* [The problem] Please copy the records below word for word, from their first line through the line containing "Text: 6.0%: 6.0% <box>1249 830 1294 848</box>", inclusive.

* [Provided data]

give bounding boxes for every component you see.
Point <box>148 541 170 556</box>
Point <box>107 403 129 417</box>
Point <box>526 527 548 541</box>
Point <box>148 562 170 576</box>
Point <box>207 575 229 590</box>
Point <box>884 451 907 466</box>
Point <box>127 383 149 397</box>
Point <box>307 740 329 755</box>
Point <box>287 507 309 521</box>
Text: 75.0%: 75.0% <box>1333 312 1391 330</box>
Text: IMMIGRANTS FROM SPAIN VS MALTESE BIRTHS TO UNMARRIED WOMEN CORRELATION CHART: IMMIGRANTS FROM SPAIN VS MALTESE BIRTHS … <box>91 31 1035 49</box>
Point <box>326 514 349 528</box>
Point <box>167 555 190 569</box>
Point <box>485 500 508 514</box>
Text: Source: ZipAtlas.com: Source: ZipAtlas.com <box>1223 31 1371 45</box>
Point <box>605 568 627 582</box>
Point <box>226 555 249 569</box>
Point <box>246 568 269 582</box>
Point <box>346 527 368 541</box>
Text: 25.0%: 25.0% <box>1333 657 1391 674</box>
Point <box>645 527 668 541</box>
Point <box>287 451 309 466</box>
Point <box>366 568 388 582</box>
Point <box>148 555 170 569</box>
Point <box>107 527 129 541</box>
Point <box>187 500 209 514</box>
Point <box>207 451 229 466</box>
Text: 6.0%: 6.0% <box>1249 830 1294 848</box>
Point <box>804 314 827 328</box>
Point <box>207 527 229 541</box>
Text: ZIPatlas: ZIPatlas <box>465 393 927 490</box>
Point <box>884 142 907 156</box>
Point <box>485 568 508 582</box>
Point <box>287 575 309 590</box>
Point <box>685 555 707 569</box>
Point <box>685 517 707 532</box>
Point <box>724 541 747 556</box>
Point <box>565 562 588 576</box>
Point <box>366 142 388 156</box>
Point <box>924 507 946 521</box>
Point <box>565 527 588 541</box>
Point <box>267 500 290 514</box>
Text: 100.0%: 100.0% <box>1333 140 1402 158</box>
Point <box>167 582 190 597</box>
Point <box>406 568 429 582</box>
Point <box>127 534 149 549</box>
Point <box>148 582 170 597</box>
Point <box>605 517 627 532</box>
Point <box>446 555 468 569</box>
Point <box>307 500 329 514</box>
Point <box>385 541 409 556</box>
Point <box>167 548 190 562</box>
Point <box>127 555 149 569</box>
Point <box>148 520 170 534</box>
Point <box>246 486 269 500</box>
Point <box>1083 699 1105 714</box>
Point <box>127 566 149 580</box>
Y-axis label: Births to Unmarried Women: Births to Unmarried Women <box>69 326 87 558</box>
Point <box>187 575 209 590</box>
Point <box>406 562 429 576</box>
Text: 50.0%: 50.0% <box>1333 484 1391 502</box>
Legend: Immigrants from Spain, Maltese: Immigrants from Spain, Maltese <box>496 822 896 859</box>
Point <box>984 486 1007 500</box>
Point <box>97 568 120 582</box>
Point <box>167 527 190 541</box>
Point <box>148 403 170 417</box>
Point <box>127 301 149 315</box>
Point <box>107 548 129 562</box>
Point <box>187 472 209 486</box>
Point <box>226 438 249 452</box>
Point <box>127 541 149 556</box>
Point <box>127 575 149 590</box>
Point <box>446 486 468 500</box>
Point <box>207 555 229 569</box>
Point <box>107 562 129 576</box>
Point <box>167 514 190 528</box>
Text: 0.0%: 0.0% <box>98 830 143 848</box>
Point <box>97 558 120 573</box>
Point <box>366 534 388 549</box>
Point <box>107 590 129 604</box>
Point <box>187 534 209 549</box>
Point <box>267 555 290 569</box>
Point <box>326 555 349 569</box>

* [Task answer]
give bounding boxes for every component you see.
Point <box>148 541 170 556</box>
Point <box>107 403 129 417</box>
Point <box>526 527 548 541</box>
Point <box>148 562 170 576</box>
Point <box>207 575 229 590</box>
Point <box>884 451 907 466</box>
Point <box>127 383 149 397</box>
Point <box>307 740 329 755</box>
Point <box>287 507 309 521</box>
Text: 75.0%: 75.0% <box>1333 312 1391 330</box>
Text: IMMIGRANTS FROM SPAIN VS MALTESE BIRTHS TO UNMARRIED WOMEN CORRELATION CHART: IMMIGRANTS FROM SPAIN VS MALTESE BIRTHS … <box>91 31 1035 49</box>
Point <box>326 514 349 528</box>
Point <box>167 555 190 569</box>
Point <box>485 500 508 514</box>
Text: Source: ZipAtlas.com: Source: ZipAtlas.com <box>1223 31 1371 45</box>
Point <box>605 568 627 582</box>
Point <box>226 555 249 569</box>
Point <box>246 568 269 582</box>
Point <box>346 527 368 541</box>
Text: 25.0%: 25.0% <box>1333 657 1391 674</box>
Point <box>645 527 668 541</box>
Point <box>287 451 309 466</box>
Point <box>366 568 388 582</box>
Point <box>148 555 170 569</box>
Point <box>107 527 129 541</box>
Point <box>187 500 209 514</box>
Point <box>207 451 229 466</box>
Text: 6.0%: 6.0% <box>1249 830 1294 848</box>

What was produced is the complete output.